# Listing
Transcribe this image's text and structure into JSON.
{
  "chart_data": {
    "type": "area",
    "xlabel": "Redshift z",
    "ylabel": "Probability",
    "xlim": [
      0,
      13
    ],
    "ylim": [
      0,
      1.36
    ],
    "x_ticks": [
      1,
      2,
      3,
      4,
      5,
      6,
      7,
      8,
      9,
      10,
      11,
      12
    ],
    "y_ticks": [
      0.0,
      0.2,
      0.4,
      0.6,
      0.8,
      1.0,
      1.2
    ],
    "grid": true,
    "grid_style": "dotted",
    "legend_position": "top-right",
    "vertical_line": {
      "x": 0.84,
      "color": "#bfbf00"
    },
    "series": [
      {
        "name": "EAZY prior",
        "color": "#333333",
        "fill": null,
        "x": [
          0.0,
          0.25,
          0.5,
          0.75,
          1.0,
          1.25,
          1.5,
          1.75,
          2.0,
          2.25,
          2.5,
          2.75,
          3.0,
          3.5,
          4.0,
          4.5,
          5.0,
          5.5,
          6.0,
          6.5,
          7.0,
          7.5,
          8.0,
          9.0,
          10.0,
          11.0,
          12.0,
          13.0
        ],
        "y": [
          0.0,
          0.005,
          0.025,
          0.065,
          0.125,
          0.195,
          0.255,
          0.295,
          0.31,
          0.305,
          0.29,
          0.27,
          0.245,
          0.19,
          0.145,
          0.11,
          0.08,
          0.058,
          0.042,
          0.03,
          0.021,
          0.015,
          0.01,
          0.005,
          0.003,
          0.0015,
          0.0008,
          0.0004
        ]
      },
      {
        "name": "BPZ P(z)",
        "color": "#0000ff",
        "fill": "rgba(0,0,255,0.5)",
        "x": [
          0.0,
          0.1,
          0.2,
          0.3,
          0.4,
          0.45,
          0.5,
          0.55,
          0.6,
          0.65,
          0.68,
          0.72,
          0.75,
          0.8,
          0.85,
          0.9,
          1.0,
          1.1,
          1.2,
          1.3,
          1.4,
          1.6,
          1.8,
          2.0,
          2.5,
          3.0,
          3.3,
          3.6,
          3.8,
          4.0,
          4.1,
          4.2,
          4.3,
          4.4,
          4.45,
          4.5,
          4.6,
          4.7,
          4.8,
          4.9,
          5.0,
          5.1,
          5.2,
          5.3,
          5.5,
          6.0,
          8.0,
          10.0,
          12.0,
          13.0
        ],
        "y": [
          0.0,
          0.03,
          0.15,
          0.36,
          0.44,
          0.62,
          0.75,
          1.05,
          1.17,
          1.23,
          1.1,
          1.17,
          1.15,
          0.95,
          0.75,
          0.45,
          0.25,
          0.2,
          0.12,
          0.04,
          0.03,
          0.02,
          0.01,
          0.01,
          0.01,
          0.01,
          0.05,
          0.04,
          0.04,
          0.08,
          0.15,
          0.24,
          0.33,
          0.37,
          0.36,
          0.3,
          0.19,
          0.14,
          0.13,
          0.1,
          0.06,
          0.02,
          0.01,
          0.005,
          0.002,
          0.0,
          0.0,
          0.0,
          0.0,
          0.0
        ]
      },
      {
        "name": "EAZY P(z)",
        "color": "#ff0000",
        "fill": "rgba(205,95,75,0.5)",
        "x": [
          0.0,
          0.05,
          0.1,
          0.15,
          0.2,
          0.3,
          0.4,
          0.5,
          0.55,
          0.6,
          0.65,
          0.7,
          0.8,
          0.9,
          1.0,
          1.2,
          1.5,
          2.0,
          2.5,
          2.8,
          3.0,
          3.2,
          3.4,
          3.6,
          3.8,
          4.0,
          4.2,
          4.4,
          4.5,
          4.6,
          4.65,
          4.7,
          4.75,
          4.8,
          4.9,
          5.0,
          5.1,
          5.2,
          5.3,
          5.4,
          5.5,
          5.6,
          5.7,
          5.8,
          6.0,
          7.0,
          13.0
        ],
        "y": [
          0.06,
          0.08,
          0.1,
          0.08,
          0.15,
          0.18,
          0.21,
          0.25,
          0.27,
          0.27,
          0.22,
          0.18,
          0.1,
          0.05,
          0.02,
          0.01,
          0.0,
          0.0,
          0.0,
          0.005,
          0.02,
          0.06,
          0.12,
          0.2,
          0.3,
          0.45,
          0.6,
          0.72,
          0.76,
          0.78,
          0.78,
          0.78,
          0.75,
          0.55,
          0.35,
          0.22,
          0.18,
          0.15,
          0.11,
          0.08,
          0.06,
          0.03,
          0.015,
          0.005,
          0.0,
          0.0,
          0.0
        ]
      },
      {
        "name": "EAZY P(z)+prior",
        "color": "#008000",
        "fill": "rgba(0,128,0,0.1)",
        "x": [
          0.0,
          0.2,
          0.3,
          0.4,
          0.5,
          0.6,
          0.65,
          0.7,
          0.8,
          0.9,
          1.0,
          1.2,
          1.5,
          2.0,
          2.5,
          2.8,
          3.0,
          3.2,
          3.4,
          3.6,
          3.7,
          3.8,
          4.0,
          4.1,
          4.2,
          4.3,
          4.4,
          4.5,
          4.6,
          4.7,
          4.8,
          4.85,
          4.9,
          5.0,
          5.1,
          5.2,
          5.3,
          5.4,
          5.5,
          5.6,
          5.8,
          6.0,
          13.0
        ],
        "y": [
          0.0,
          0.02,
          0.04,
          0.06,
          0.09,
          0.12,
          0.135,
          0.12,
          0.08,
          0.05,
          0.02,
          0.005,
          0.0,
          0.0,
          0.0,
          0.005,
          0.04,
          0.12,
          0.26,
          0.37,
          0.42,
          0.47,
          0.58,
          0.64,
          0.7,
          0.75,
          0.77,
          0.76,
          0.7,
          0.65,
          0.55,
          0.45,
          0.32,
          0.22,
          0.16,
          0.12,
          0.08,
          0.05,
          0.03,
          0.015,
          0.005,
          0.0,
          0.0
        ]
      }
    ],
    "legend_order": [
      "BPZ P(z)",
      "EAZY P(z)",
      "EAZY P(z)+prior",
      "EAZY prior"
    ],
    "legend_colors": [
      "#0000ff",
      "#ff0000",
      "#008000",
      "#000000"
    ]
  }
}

# Exercise objective
Reproduce the entire listing word for word.

# In response
Transcribe this image's text and structure into JSON.
{
  "chart_data": {
    "type": "area",
    "xlabel": "Redshift z",
    "ylabel": "Probability",
    "xlim": [
      0,
      13
    ],
    "ylim": [
      0,
      1.36
    ],
    "x_ticks": [
      1,
      2,
      3,
      4,
      5,
      6,
      7,
      8,
      9,
      10,
      11,
      12
    ],
    "y_ticks": [
      0.0,
      0.2,
      0.4,
      0.6,
      0.8,
      1.0,
      1.2
    ],
    "grid": true,
    "grid_style": "dotted",
    "legend_position": "top-right",
    "vertical_line": {
      "x": 0.84,
      "color": "#bfbf00"
    },
    "series": [
      {
        "name": "EAZY prior",
        "color": "#333333",
        "fill": null,
        "x": [
          0.0,
          0.25,
          0.5,
          0.75,
          1.0,
          1.25,
          1.5,
          1.75,
          2.0,
          2.25,
          2.5,
          2.75,
          3.0,
          3.5,
          4.0,
          4.5,
          5.0,
          5.5,
          6.0,
          6.5,
          7.0,
          7.5,
          8.0,
          9.0,
          10.0,
          11.0,
          12.0,
          13.0
        ],
        "y": [
          0.0,
          0.005,
          0.025,
          0.065,
          0.125,
          0.195,
          0.255,
          0.295,
          0.31,
          0.305,
          0.29,
          0.27,
          0.245,
          0.19,
          0.145,
          0.11,
          0.08,
          0.058,
          0.042,
          0.03,
          0.021,
          0.015,
          0.01,
          0.005,
          0.003,
          0.0015,
          0.0008,
          0.0004
        ]
      },
      {
        "name": "BPZ P(z)",
        "color": "#0000ff",
        "fill": "rgba(0,0,255,0.5)",
        "x": [
          0.0,
          0.1,
          0.2,
          0.3,
          0.4,
          0.45,
          0.5,
          0.55,
          0.6,
          0.65,
          0.68,
          0.72,
          0.75,
          0.8,
          0.85,
          0.9,
          1.0,
          1.1,
          1.2,
          1.3,
          1.4,
          1.6,
          1.8,
          2.0,
          2.5,
          3.0,
          3.3,
          3.6,
          3.8,
          4.0,
          4.1,
          4.2,
          4.3,
          4.4,
          4.45,
          4.5,
          4.6,
          4.7,
          4.8,
          4.9,
          5.0,
          5.1,
          5.2,
          5.3,
          5.5,
          6.0,
          8.0,
          10.0,
          12.0,
          13.0
        ],
        "y": [
          0.0,
          0.03,
          0.15,
          0.36,
          0.44,
          0.62,
          0.75,
          1.05,
          1.17,
          1.23,
          1.1,
          1.17,
          1.15,
          0.95,
          0.75,
          0.45,
          0.25,
          0.2,
          0.12,
          0.04,
          0.03,
          0.02,
          0.01,
          0.01,
          0.01,
          0.01,
          0.05,
          0.04,
          0.04,
          0.08,
          0.15,
          0.24,
          0.33,
          0.37,
          0.36,
          0.3,
          0.19,
          0.14,
          0.13,
          0.1,
          0.06,
          0.02,
          0.01,
          0.005,
          0.002,
          0.0,
          0.0,
          0.0,
          0.0,
          0.0
        ]
      },
      {
        "name": "EAZY P(z)",
        "color": "#ff0000",
        "fill": "rgba(205,95,75,0.5)",
        "x": [
          0.0,
          0.05,
          0.1,
          0.15,
          0.2,
          0.3,
          0.4,
          0.5,
          0.55,
          0.6,
          0.65,
          0.7,
          0.8,
          0.9,
          1.0,
          1.2,
          1.5,
          2.0,
          2.5,
          2.8,
          3.0,
          3.2,
          3.4,
          3.6,
          3.8,
          4.0,
          4.2,
          4.4,
          4.5,
          4.6,
          4.65,
          4.7,
          4.75,
          4.8,
          4.9,
          5.0,
          5.1,
          5.2,
          5.3,
          5.4,
          5.5,
          5.6,
          5.7,
          5.8,
          6.0,
          7.0,
          13.0
        ],
        "y": [
          0.06,
          0.08,
          0.1,
          0.08,
          0.15,
          0.18,
          0.21,
          0.25,
          0.27,
          0.27,
          0.22,
          0.18,
          0.1,
          0.05,
          0.02,
          0.01,
          0.0,
          0.0,
          0.0,
          0.005,
          0.02,
          0.06,
          0.12,
          0.2,
          0.3,
          0.45,
          0.6,
          0.72,
          0.76,
          0.78,
          0.78,
          0.78,
          0.75,
          0.55,
          0.35,
          0.22,
          0.18,
          0.15,
          0.11,
          0.08,
          0.06,
          0.03,
          0.015,
          0.005,
          0.0,
          0.0,
          0.0
        ]
      },
      {
        "name": "EAZY P(z)+prior",
        "color": "#008000",
        "fill": "rgba(0,128,0,0.1)",
        "x": [
          0.0,
          0.2,
          0.3,
          0.4,
          0.5,
          0.6,
          0.65,
          0.7,
          0.8,
          0.9,
          1.0,
          1.2,
          1.5,
          2.0,
          2.5,
          2.8,
          3.0,
          3.2,
          3.4,
          3.6,
          3.7,
          3.8,
          4.0,
          4.1,
          4.2,
          4.3,
          4.4,
          4.5,
          4.6,
          4.7,
          4.8,
          4.85,
          4.9,
          5.0,
          5.1,
          5.2,
          5.3,
          5.4,
          5.5,
          5.6,
          5.8,
          6.0,
          13.0
        ],
        "y": [
          0.0,
          0.02,
          0.04,
          0.06,
          0.09,
          0.12,
          0.135,
          0.12,
          0.08,
          0.05,
          0.02,
          0.005,
          0.0,
          0.0,
          0.0,
          0.005,
          0.04,
          0.12,
          0.26,
          0.37,
          0.42,
          0.47,
          0.58,
          0.64,
          0.7,
          0.75,
          0.77,
          0.76,
          0.7,
          0.65,
          0.55,
          0.45,
          0.32,
          0.22,
          0.16,
          0.12,
          0.08,
          0.05,
          0.03,
          0.015,
          0.005,
          0.0,
          0.0
        ]
      }
    ],
    "legend_order": [
      "BPZ P(z)",
      "EAZY P(z)",
      "EAZY P(z)+prior",
      "EAZY prior"
    ],
    "legend_colors": [
      "#0000ff",
      "#ff0000",
      "#008000",
      "#000000"
    ]
  }
}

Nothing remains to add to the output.